## Instruction
Note how many lines hold "screenshot" and report that number by itself.

## Dataset listings of figures
○ ○ ○ ○ ○ ○ ○

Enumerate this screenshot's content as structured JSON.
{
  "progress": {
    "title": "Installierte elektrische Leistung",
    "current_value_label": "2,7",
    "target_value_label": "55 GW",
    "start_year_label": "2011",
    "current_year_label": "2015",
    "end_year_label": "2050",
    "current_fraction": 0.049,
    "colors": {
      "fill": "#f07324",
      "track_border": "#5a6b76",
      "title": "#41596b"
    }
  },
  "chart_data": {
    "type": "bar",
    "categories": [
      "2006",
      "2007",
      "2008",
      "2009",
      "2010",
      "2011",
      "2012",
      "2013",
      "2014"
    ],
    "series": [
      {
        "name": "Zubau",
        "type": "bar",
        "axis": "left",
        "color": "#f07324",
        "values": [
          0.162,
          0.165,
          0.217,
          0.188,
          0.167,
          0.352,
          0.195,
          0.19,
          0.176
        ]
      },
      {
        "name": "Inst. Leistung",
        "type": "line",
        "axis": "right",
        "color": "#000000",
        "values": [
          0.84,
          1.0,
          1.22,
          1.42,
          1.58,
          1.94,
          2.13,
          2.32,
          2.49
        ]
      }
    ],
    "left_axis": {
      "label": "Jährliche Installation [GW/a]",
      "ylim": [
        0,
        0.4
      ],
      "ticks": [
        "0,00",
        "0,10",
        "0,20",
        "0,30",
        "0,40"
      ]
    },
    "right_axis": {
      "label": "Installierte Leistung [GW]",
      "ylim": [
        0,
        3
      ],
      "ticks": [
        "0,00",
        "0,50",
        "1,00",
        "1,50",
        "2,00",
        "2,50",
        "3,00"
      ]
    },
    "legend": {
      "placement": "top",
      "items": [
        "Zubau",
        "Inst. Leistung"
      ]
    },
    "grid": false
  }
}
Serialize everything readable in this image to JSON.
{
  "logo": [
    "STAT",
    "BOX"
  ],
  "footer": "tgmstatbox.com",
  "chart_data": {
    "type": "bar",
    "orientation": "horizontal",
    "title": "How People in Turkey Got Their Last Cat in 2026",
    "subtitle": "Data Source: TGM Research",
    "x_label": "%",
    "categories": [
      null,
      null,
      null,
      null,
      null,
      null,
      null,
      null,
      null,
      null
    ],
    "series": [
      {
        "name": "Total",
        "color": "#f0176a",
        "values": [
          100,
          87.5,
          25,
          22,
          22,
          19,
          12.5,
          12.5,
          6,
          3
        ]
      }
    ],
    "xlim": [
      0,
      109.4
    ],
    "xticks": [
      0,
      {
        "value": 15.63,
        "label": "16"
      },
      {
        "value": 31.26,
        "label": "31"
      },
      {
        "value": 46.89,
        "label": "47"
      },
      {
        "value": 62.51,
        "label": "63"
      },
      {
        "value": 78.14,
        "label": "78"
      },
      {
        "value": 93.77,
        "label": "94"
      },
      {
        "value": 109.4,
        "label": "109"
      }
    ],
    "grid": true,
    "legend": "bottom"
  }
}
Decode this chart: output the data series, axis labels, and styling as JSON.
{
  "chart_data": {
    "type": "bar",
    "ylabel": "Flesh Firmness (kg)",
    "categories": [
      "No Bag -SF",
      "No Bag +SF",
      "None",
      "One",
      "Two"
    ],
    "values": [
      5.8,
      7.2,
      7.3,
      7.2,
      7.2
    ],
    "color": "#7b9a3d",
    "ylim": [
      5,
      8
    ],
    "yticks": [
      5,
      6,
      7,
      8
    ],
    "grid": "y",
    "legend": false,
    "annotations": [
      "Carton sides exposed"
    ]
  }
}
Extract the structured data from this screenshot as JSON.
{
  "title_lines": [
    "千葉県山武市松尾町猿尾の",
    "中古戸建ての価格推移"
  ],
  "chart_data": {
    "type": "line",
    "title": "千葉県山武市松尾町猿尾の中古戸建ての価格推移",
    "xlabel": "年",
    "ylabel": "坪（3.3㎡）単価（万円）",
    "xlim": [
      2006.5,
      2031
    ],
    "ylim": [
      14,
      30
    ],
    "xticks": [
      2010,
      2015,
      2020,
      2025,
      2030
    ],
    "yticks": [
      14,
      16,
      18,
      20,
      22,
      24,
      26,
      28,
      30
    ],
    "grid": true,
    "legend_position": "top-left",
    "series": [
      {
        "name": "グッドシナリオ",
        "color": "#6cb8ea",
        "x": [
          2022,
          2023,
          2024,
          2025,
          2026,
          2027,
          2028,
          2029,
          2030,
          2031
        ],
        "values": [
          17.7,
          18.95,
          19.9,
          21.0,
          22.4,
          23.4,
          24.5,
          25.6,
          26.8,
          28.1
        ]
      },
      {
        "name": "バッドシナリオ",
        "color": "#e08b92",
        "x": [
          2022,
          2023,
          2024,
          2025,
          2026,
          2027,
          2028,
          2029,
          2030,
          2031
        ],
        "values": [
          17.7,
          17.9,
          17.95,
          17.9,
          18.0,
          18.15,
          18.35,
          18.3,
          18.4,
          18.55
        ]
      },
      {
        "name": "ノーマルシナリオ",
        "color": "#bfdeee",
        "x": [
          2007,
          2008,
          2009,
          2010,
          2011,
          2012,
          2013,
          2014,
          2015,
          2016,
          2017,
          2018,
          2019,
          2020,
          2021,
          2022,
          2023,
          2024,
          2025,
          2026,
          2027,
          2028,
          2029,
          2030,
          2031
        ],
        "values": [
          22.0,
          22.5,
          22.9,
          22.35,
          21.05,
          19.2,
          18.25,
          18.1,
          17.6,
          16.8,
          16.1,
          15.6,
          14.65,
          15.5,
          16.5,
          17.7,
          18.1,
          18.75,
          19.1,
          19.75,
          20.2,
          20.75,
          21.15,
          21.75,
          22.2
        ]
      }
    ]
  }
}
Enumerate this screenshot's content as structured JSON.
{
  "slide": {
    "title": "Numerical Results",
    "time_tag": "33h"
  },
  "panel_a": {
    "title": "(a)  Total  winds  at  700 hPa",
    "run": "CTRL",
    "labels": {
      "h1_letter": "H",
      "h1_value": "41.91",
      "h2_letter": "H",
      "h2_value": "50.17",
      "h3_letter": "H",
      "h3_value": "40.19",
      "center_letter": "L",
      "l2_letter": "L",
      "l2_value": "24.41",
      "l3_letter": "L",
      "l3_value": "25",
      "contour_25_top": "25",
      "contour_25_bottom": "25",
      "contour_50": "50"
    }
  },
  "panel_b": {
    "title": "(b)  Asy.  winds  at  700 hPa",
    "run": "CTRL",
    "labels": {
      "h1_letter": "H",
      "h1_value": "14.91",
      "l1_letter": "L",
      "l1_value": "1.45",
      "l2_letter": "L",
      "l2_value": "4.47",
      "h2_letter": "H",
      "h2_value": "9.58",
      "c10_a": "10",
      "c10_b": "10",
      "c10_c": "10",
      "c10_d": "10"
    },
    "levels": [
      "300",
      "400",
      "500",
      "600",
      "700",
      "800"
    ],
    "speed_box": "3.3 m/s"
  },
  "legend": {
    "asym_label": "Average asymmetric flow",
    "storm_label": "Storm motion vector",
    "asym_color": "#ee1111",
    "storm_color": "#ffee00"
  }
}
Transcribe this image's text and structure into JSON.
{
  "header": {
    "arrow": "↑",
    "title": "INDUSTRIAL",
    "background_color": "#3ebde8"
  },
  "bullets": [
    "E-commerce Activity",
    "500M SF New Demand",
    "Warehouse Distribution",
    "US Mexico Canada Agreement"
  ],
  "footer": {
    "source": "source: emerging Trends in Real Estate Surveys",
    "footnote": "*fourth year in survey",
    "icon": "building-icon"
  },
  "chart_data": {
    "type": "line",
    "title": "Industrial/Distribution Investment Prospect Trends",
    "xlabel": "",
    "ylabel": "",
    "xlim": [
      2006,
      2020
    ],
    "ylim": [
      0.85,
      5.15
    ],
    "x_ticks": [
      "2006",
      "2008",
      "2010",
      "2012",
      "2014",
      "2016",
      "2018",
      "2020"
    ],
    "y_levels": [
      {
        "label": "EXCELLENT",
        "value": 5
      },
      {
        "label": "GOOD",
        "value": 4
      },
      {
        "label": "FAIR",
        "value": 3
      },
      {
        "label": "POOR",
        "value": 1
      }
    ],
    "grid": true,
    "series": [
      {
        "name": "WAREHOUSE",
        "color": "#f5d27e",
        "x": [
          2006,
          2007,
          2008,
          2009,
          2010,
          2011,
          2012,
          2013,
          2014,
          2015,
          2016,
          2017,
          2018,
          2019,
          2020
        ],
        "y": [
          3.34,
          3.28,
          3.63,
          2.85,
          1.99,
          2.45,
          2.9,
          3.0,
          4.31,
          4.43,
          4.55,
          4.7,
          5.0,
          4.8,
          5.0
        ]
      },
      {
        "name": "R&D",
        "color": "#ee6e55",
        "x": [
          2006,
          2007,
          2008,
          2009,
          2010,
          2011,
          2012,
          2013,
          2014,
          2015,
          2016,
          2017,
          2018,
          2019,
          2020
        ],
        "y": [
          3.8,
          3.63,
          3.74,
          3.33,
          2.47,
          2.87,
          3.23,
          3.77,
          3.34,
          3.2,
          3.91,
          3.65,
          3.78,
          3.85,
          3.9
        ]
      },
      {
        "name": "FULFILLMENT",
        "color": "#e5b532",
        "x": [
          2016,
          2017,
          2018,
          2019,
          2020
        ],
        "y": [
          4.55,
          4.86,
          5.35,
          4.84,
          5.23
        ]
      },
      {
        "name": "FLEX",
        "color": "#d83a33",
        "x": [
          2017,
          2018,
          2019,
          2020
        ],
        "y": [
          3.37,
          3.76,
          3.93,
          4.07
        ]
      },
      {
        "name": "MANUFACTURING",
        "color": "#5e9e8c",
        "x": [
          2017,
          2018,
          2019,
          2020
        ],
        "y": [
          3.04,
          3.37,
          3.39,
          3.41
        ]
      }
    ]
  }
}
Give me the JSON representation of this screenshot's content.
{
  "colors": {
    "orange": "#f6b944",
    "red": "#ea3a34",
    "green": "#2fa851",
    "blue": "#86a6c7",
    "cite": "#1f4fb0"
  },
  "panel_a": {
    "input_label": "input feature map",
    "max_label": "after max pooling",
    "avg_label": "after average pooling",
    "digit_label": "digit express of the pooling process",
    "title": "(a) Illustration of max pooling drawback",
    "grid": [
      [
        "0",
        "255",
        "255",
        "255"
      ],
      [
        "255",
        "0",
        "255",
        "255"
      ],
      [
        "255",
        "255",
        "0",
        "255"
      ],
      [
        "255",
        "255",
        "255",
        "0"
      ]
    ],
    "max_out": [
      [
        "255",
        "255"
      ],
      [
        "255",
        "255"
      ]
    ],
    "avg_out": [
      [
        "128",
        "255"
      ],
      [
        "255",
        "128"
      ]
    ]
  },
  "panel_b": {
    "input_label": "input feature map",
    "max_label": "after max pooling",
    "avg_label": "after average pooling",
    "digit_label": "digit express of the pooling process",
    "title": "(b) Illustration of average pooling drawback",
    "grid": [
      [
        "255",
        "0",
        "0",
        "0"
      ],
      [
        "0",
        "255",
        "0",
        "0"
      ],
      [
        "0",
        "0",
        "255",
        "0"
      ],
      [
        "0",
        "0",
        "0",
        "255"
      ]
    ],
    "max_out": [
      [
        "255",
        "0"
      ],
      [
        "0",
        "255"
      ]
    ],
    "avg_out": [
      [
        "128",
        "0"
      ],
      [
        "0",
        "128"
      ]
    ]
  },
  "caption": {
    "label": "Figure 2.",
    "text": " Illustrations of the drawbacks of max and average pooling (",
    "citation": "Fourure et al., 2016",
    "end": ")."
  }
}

○ ○ ○ ○ ○ ○ ○

## Written answer
4